(Data excerpts)
========================================

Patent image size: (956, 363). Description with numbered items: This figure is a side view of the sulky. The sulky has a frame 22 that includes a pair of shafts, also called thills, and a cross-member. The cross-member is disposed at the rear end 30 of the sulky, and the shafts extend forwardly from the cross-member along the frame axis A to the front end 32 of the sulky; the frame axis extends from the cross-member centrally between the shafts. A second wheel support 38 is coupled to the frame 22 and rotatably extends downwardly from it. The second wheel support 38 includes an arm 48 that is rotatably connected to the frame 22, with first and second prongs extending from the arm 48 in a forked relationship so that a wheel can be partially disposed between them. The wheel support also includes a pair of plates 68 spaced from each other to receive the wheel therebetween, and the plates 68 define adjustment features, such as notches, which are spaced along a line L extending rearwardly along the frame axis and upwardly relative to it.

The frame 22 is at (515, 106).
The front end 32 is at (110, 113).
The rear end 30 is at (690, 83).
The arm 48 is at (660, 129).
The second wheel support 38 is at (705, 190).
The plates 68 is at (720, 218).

========================================

Goal of the exercise: Edit the records so that each "cross-member" becomes "crossbar", keeping all other text unchanged.

Correct response:
Patent image size: (956, 363). Description with numbered items: This figure is a side view of the sulky. The sulky has a frame 22 that includes a pair of shafts, also called thills, and a crossbar. The crossbar is disposed at the rear end 30 of the sulky, and the shafts extend forwardly from the crossbar along the frame axis A to the front end 32 of the sulky; the frame axis extends from the crossbar centrally between the shafts. A second wheel support 38 is coupled to the frame 22 and rotatably extends downwardly from it. The second wheel support 38 includes an arm 48 that is rotatably connected to the frame 22, with first and second prongs extending from the arm 48 in a forked relationship so that a wheel can be partially disposed between them. The wheel support also includes a pair of plates 68 spaced from each other to receive the wheel therebetween, and the plates 68 define adjustment features, such as notches, which are spaced along a line L extending rearwardly along the frame axis and upwardly relative to it.

The frame 22 is at (515, 106).
The front end 32 is at (110, 113).
The rear end 30 is at (690, 83).
The arm 48 is at (660, 129).
The second wheel support 38 is at (705, 190).
The plates 68 is at (720, 218).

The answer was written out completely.